*** LISTING
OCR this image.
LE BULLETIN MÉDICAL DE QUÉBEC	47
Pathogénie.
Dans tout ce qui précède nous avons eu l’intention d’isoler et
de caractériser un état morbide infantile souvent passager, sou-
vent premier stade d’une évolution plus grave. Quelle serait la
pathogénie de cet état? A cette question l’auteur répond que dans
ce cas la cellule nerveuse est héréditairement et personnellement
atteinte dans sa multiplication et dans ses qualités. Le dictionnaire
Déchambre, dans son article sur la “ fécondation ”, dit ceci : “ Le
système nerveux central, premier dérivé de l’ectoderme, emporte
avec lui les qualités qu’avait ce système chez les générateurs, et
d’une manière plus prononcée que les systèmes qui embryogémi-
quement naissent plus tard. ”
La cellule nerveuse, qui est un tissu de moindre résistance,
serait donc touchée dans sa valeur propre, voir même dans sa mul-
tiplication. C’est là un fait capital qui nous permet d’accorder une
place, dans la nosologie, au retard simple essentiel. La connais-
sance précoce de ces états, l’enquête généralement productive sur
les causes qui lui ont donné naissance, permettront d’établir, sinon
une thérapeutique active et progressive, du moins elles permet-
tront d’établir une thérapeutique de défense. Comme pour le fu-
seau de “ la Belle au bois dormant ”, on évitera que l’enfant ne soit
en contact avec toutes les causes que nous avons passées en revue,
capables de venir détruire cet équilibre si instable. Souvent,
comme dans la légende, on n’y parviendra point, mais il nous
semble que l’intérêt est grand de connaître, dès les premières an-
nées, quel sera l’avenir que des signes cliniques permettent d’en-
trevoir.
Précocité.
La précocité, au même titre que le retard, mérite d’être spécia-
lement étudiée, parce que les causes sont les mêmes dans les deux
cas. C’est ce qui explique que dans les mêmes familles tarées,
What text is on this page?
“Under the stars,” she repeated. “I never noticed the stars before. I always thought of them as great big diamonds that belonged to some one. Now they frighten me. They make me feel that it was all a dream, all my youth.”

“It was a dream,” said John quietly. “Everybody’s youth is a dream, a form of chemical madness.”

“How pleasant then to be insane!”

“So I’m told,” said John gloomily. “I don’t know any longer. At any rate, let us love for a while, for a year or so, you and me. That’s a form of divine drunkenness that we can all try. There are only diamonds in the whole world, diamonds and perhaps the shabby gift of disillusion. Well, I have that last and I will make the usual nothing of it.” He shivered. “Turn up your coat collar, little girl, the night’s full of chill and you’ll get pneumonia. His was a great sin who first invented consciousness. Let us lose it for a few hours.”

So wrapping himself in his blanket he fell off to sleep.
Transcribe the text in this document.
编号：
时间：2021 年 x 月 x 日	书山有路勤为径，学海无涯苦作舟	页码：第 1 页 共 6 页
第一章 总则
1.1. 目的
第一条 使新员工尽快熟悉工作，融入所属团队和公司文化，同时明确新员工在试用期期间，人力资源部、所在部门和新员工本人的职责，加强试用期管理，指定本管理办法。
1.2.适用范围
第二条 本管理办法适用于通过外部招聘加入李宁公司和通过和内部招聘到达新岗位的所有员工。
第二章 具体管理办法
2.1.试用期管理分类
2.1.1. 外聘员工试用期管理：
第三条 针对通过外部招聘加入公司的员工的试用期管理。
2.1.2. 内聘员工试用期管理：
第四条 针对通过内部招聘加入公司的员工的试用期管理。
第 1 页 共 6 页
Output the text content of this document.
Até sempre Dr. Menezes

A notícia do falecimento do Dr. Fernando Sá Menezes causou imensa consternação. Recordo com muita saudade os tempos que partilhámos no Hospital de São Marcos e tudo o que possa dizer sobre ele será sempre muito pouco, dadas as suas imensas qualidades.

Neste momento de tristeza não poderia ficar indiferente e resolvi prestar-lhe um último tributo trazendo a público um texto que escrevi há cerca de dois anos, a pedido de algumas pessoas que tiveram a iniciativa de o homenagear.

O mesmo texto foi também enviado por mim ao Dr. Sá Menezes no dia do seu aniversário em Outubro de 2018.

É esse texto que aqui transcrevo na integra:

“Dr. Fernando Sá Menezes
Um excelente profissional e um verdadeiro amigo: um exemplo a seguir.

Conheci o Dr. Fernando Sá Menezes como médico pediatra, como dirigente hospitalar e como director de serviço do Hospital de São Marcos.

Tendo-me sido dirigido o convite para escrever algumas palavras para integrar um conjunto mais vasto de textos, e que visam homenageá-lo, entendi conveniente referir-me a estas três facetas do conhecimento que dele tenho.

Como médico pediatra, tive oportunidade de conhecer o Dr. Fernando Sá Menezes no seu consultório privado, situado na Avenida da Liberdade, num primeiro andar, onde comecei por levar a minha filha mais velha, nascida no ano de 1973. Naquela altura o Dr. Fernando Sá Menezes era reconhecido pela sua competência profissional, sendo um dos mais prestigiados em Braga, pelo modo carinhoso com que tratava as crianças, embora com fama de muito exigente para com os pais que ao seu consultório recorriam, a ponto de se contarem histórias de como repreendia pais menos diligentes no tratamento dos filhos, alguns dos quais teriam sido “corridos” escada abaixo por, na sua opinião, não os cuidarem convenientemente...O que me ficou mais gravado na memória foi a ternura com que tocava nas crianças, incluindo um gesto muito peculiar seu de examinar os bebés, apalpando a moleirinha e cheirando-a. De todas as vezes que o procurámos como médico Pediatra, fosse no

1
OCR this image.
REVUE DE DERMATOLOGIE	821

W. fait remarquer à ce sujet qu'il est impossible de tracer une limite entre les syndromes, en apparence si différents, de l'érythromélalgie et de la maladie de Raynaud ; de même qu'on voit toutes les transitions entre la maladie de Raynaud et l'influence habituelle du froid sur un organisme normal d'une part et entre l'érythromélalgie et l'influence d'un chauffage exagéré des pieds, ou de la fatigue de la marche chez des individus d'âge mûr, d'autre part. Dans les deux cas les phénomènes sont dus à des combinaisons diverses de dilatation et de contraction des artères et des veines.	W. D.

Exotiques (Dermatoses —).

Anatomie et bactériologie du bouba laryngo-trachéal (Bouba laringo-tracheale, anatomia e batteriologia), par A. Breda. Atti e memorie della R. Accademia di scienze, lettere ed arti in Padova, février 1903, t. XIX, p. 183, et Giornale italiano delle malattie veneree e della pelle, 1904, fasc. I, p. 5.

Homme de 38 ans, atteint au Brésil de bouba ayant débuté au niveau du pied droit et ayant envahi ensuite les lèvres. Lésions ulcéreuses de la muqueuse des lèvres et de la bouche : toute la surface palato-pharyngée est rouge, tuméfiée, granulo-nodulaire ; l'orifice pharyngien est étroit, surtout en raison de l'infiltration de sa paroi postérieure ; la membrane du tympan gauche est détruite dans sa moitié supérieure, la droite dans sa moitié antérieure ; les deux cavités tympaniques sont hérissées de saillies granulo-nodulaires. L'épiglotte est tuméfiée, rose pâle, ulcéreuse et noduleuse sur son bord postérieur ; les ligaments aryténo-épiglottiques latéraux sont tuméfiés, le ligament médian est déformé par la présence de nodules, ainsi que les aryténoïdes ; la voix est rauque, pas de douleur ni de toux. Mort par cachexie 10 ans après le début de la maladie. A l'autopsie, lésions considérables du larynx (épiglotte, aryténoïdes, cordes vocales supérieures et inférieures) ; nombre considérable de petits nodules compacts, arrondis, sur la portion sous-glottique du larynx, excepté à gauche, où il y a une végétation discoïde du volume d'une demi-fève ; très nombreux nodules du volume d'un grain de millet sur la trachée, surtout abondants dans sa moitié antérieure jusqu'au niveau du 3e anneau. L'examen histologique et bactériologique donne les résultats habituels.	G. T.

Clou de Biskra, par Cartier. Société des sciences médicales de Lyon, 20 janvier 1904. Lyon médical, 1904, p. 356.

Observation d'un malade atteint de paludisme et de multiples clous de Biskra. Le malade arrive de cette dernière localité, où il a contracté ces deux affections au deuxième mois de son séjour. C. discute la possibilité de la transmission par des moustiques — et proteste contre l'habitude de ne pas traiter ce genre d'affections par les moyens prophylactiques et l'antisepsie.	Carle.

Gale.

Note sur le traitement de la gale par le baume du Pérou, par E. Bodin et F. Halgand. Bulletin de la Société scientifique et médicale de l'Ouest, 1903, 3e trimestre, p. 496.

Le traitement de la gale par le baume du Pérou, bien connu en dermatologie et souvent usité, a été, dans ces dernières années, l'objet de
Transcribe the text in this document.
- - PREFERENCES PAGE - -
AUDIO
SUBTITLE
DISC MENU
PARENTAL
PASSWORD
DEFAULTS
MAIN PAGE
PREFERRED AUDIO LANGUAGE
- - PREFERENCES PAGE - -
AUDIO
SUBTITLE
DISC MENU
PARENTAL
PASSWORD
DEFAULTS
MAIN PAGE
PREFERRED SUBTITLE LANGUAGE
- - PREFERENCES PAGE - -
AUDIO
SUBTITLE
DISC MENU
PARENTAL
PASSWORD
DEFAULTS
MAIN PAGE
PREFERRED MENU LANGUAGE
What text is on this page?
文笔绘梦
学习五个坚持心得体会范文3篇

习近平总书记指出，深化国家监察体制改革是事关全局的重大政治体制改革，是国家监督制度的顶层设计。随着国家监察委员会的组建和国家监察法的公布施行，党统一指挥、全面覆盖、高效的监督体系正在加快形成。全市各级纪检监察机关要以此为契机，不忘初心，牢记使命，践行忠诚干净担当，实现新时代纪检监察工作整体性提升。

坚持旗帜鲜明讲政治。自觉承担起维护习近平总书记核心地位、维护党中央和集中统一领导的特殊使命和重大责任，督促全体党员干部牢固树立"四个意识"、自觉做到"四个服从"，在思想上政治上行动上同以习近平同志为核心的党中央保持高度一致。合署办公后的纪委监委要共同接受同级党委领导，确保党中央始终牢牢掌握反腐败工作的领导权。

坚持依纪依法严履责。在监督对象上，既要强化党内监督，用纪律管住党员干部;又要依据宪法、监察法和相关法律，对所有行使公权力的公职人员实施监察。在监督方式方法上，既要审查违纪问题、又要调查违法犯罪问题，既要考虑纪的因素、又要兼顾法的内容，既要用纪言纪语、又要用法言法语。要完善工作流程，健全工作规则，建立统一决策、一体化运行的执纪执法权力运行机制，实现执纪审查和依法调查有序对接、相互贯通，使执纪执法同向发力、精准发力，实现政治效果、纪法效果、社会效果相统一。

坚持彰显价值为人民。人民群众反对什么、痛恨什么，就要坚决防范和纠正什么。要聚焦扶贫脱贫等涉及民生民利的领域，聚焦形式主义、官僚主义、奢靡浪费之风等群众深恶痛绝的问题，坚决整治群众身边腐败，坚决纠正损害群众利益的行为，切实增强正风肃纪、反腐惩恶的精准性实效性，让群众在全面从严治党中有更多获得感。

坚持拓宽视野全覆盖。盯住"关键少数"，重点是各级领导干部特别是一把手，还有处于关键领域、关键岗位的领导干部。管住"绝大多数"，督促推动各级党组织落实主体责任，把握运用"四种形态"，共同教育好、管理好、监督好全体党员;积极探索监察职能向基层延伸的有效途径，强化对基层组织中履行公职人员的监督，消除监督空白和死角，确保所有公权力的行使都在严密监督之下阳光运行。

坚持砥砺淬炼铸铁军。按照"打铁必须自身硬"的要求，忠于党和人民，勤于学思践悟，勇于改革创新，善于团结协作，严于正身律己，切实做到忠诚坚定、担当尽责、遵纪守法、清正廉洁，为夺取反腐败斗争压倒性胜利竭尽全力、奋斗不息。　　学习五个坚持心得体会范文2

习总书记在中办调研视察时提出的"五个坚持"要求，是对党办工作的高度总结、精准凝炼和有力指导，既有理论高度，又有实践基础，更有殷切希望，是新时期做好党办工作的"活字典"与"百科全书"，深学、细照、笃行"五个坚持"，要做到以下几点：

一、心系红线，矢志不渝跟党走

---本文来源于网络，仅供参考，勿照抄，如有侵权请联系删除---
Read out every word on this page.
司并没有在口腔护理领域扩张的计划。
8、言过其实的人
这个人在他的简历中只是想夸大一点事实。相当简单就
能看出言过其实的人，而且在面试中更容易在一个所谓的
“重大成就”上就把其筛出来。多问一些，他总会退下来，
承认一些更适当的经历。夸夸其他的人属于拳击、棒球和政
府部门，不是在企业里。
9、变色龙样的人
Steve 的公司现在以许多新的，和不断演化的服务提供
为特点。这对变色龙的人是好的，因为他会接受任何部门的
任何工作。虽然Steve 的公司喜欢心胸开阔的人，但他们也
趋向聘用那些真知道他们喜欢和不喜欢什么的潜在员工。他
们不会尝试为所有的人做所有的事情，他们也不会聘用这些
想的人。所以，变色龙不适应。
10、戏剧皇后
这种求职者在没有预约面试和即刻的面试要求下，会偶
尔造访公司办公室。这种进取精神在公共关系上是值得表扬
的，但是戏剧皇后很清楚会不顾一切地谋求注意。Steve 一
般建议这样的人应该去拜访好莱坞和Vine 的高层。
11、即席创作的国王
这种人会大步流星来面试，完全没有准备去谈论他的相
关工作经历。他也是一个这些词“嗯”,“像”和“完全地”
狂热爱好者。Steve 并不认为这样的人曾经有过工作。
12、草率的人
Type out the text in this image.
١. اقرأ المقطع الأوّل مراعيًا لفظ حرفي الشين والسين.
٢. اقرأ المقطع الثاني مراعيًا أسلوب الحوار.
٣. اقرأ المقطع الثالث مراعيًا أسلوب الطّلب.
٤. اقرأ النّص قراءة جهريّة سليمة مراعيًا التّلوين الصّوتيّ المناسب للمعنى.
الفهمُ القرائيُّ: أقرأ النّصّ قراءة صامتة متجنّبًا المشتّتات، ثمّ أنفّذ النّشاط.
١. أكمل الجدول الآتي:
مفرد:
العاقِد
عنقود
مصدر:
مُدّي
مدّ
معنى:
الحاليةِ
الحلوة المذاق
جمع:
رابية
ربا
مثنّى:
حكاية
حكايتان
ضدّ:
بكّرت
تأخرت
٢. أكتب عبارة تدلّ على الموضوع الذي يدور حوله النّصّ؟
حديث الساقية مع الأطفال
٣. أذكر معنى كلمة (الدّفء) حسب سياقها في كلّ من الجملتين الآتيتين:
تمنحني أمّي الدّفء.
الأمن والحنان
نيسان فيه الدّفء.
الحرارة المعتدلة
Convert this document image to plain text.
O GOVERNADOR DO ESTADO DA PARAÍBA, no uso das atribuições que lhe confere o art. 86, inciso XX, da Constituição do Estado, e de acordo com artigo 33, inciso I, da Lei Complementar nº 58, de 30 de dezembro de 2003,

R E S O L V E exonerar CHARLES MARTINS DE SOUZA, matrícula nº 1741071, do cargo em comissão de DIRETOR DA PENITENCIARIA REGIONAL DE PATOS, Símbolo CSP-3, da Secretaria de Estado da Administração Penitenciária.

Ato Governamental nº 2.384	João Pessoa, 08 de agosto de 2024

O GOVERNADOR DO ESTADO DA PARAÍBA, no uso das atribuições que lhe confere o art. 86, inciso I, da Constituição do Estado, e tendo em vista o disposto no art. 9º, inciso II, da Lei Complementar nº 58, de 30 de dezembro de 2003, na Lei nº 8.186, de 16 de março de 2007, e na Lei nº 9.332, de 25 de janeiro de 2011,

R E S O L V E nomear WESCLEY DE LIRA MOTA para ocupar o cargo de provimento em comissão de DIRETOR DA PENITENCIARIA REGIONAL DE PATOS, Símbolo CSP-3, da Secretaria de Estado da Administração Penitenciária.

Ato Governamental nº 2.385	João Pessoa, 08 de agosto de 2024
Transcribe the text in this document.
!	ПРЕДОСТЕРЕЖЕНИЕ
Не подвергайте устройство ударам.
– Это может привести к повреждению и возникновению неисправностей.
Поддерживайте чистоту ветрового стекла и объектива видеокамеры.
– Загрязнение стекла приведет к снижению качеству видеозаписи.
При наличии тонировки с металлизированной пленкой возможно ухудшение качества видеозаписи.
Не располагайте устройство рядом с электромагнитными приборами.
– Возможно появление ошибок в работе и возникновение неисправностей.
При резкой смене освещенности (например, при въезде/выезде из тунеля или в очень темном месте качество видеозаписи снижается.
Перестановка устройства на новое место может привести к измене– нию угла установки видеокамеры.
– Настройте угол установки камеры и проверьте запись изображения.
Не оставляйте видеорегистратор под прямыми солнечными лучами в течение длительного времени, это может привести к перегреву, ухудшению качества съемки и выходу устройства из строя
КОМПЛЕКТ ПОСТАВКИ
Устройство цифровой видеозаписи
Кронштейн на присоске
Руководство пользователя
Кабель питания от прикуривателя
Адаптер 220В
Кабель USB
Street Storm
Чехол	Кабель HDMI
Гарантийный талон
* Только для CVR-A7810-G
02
******
§ **GIVEN EXERCISE**: Search the entries for "image" and copy out each line that has it.

§ **RESPONSE TO THE TASK**:
OCR this image.
OCR this image.
Type out the text in this image.
Convert this document image to plain text.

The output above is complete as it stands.